Com base nos fundamentos de negação de Justiça e nas notificações datadas de 27/04/2022 ref. ... e ref. ...12 pelo Juiz de ... a impedir o recurso, porque essa não pode ser feita pelo arguido mas terá de ser feita por advogada, que conforme já referido, não faz nem deixa que outro possa faze-la. Mais diz o meritíssimo Juiz que nesse contexto não pode receber o recurso apresentado pelo arguido.

Isso é tudo abuso de poder porque o tribunal sabe que o arguido não tem meio de pagar um advogado e que a mandatária oficiosa não faz, pelo que, por desespero, o próprio tem apresentado recurso de revisão e habeas corpus no intuito de reivindicar Justiça.

A mandatária oficiosa, está em situação ilegal, permitida pela Ordem dos advogados, isto é, já foi solicitado por mais que 1 vez, a sua substituição à ordem dos advogados, pedidos esses indeferidos, mantendo a mesma como mandatária do arguido e consequentemente sem a execução da revisão extraordinária de sentença e de habeas corpus para garantir a liberdade do seu cliente. A mesma declarou que é contra os habeas corpus do arguido, afirmações essas gravadas em cd, pois foram proferidas em tribunal, mas a mesma não os faz. Também não notificou, atempadamente, o seu cliente da notificação para recorrer da revisão, só o fez dia 22/04/2022 dizendo-lhe que tinha até dia 26/04/2022 para o fazer. Não o contactou pessoalmente porque sabe que tem de manter o arguido preso ilegal.

Dado o exposto nem o Tribunal Judicial ... nem, o próprio, Supremo Tribunal de Justiça deviam negar que o arguido apresentasse os seus próprios habeas corpus ou revisões de sentença. Podiam eventualmente obrigar a mandatária a fazer o seu trabalho e á ordem para assegurar que a mesma o faça e faça-o com o aval do seu cliente antes de apresentá-lo.

Infelizmente a Justiça, em particular da Região, tem tendência de se encobrir/proteger uns aos outros, o mesmo acontece com a Ordem dos advogados que tudo tem feito para encobrir os crimes cometidos pelos seus associados, sendo o processo 131/08.... e o processo 72/18...., os mais flagrantes, esse último o arguido até há presente data tem sido impedido tanto por parte da sua mandatária e dos E.P. de o consultar para poder identificar a apresentar todas as irregularidades, mentiras e falsificações existentes.

Com base no exposto espera ser notificado pelo STJ e permitido que preste declarações, com gravação, para mostrar todas as falsificações e ilegalidades que tem testemunhado na Justiça, onde é vítima de muitas delas.

Esse habeas corpus é a solução imediata para se colocar fim aos abusos da justiça e espera que o STJ não de deixe levar pelas indicações enganosas do tribunal da condenação, dos advogados e demais envolvidos nos processos do arguido.

Desde já, agradece toda a atenção e compreensão dispensada em relação ao solicitado, ficando a V./disposição para o que for necessário para o efeito.

****************************************

* OBJETIVOS
1 - Diga se cada frase bate certo com o texto sobre o pedido de habeas corpus, respondendo sim ou não e citando as palavras do texto que decidem: (a) A mandatária oficiosa só avisou o arguido no dia 22/04/2022. (b) A Ordem dos advogados aceitou os pedidos para trocar a mandatária. (c) O arguido tem dinheiro para pagar um advogado.
2 - Extraia do texto sobre o pedido de habeas corpus o trecho que abre com as palavras que contêm "Infelizmente a Justiça, em" e fecha com "de muitas delas.".
O material que vem a seguir não tem nada a ver com o texto.

Dados de coordenadas do layout:
****************************************

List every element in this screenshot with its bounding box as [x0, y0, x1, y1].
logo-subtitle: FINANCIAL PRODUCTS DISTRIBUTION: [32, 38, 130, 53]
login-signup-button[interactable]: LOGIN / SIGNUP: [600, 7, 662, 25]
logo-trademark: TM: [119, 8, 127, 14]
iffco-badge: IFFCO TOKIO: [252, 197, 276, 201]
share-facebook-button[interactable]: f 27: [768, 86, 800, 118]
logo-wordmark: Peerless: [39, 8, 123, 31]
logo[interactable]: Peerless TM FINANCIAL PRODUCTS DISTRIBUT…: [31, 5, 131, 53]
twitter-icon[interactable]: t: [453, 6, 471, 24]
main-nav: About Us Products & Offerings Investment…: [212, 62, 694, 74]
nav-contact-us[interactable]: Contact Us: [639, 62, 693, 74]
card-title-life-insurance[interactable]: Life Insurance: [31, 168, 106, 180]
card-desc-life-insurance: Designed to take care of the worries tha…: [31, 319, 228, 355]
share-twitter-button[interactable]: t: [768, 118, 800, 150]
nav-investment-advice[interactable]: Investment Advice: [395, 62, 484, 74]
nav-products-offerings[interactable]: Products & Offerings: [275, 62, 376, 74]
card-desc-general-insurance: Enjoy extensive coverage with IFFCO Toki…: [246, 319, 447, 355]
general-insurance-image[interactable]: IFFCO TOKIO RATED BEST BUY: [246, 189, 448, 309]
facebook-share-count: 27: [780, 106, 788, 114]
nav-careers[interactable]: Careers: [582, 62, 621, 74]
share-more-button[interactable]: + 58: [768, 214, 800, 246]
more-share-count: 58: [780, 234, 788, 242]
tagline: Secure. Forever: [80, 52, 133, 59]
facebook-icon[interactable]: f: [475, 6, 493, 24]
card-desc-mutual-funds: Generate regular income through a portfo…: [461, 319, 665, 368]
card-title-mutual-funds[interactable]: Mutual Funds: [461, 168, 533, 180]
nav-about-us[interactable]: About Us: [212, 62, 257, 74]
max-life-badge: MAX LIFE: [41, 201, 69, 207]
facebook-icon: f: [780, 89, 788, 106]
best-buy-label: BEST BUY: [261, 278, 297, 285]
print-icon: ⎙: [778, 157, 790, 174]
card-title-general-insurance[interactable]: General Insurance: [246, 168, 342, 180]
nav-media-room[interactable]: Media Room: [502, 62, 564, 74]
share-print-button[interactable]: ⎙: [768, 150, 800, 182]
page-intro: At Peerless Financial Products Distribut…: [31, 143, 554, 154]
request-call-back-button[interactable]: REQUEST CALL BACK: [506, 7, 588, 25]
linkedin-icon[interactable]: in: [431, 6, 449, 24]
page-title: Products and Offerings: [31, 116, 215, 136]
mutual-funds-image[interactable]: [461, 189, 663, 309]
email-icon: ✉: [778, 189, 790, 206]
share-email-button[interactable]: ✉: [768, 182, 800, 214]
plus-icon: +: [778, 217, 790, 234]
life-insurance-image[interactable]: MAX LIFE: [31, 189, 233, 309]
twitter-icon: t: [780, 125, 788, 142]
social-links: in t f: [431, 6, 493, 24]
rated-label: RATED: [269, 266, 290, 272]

****************************************

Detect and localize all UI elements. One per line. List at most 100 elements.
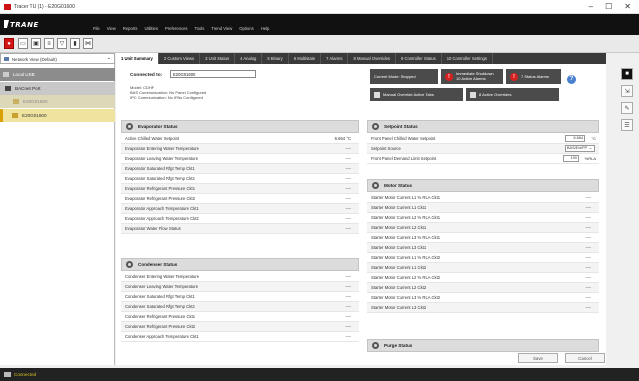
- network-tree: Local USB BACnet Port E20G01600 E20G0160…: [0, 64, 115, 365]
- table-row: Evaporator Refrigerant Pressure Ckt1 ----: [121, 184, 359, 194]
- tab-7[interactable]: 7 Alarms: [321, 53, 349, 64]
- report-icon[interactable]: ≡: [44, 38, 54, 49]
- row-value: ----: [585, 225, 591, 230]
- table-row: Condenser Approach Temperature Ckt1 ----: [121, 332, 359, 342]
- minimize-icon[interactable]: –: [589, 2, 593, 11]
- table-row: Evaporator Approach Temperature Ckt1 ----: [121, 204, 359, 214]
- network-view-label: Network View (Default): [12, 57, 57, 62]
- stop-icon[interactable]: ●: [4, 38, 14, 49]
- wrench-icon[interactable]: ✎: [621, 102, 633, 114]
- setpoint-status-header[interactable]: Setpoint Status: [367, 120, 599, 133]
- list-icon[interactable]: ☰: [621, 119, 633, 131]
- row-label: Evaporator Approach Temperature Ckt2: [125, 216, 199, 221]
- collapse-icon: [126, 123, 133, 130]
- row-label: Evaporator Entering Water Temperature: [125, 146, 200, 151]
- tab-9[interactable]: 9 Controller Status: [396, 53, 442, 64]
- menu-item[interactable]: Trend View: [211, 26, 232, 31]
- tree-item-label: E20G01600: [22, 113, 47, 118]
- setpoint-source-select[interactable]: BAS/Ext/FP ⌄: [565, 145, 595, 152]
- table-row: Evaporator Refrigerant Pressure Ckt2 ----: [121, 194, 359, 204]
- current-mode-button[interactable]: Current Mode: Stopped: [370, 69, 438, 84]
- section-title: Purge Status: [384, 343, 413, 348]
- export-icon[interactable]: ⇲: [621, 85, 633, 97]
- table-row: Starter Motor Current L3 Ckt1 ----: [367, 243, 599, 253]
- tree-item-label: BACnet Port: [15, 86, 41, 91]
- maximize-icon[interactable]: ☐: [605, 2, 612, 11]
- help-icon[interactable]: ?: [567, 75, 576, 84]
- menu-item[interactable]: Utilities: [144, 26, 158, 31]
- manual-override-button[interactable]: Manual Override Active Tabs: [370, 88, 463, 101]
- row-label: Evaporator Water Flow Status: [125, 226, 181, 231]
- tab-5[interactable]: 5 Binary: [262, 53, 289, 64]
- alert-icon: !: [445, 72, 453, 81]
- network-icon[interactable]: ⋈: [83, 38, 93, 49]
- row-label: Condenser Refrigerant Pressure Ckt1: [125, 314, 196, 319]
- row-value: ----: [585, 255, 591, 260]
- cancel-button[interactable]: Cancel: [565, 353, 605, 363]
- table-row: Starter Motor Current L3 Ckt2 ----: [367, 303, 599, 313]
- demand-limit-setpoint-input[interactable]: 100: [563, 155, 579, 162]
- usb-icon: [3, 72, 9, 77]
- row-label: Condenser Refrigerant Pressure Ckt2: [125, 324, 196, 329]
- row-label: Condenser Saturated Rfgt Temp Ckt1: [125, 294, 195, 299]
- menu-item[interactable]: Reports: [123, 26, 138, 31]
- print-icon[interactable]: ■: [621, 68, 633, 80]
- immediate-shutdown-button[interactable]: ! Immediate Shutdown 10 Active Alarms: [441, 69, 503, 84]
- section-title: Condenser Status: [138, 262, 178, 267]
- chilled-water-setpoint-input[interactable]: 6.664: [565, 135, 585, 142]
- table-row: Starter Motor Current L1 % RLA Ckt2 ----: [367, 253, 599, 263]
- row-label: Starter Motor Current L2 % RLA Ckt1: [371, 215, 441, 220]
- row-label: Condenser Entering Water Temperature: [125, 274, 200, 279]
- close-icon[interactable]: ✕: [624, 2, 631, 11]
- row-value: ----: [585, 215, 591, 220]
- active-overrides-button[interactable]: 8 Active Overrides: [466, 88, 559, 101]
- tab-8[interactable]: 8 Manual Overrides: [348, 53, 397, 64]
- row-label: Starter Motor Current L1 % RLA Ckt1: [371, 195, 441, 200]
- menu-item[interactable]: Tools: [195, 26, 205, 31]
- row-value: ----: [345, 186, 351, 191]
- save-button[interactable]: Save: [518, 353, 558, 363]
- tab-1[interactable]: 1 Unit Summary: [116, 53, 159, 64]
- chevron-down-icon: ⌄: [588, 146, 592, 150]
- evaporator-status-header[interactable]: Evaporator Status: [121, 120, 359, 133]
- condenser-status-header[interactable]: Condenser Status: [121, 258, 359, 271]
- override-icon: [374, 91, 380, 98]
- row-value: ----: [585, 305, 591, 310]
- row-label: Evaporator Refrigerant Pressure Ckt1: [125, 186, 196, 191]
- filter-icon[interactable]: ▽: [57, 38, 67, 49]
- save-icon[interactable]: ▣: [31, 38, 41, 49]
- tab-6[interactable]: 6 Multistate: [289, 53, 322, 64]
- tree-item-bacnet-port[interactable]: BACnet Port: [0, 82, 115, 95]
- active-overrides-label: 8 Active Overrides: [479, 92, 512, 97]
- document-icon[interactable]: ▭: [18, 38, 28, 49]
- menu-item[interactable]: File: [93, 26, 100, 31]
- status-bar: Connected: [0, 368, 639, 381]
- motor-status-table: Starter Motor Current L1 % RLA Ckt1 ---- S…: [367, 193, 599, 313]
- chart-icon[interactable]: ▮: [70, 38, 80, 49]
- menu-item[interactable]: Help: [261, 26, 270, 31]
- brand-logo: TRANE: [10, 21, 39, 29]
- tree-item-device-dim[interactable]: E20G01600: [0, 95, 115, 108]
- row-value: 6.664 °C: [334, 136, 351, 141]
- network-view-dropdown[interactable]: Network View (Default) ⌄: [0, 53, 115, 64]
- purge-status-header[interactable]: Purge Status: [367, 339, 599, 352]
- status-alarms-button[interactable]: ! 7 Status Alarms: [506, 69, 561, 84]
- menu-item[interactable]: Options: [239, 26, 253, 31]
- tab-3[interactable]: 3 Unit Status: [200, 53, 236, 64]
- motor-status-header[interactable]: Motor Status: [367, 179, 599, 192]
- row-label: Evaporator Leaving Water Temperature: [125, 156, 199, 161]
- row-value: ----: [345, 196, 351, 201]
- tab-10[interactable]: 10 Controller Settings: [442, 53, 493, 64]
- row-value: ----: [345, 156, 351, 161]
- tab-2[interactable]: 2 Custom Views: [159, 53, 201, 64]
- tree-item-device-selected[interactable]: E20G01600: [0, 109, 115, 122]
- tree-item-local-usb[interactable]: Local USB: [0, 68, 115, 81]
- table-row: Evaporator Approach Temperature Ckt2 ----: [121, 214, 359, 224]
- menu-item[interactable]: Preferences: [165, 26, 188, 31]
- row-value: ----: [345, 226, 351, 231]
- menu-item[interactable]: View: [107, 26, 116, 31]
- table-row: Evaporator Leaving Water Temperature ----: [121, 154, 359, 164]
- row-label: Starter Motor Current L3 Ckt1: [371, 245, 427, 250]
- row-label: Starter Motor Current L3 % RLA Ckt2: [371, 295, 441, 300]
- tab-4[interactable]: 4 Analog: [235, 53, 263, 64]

****************************************

* AS RESPOSTAS
1 -
(a) Sim: "só o fez dia 22/04/2022"
(b) Não: "pedidos esses indeferidos"
(c) Não: "o arguido não tem meio de pagar um advogado"

2 -
Infelizmente a Justiça, em particular da Região, tem tendência de se encobrir/proteger uns aos outros, o mesmo acontece com a Ordem dos advogados que tudo tem feito para encobrir os crimes cometidos pelos seus associados, sendo o processo 131/08.... e o processo 72/18...., os mais flagrantes, esse último o arguido até há presente data tem sido impedido tanto por parte da sua mandatária e dos E.P. de o consultar para poder identificar a apresentar todas as irregularidades, mentiras e falsificações existentes.

Com base no exposto espera ser notificado pelo STJ e permitido que preste declarações, com gravação, para mostrar todas as falsificações e ilegalidades que tem testemunhado na Justiça, onde é vítima de muitas delas.